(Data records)

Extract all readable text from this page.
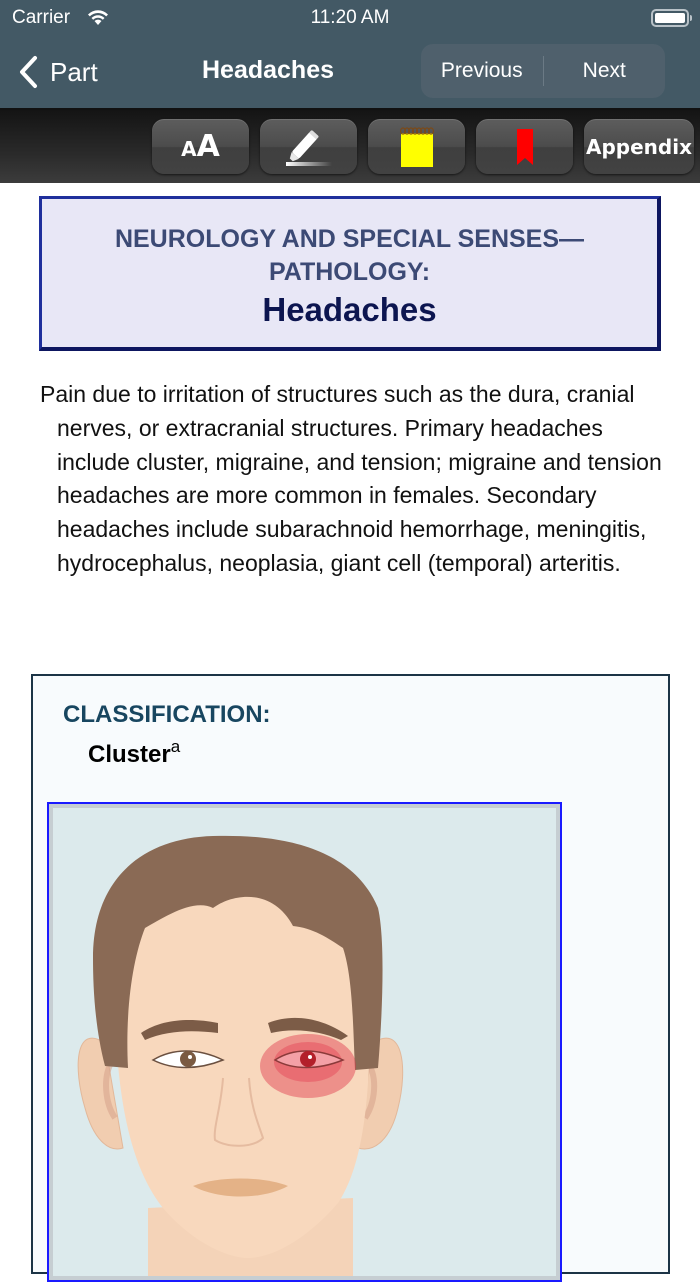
Carrier	11:20 AM
Part	Headaches	Previous	Next
AA	Appendix
NEUROLOGY AND SPECIAL SENSES—
PATHOLOGY:
Headaches

Pain due to irritation of structures such as the dura, cranial nerves, or extracranial structures. Primary headaches include cluster, migraine, and tension; migraine and tension headaches are more common in females. Secondary headaches include subarachnoid hemorrhage, meningitis, hydrocephalus, neoplasia, giant cell (temporal) arteritis.

CLASSIFICATION:
Cluster$^a$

**PROBLEM TO SOLVE:** Omit the pictures. Transcribe every record exactly.

**EXERCISE OUTPUT:**
Extract all readable text from this page.
Carrier	11:20 AM
Part	Headaches	Previous	Next
AA	Appendix
NEUROLOGY AND SPECIAL SENSES—
PATHOLOGY:
Headaches

Pain due to irritation of structures such as the dura, cranial nerves, or extracranial structures. Primary headaches include cluster, migraine, and tension; migraine and tension headaches are more common in females. Secondary headaches include subarachnoid hemorrhage, meningitis, hydrocephalus, neoplasia, giant cell (temporal) arteritis.

CLASSIFICATION:
Cluster$^a$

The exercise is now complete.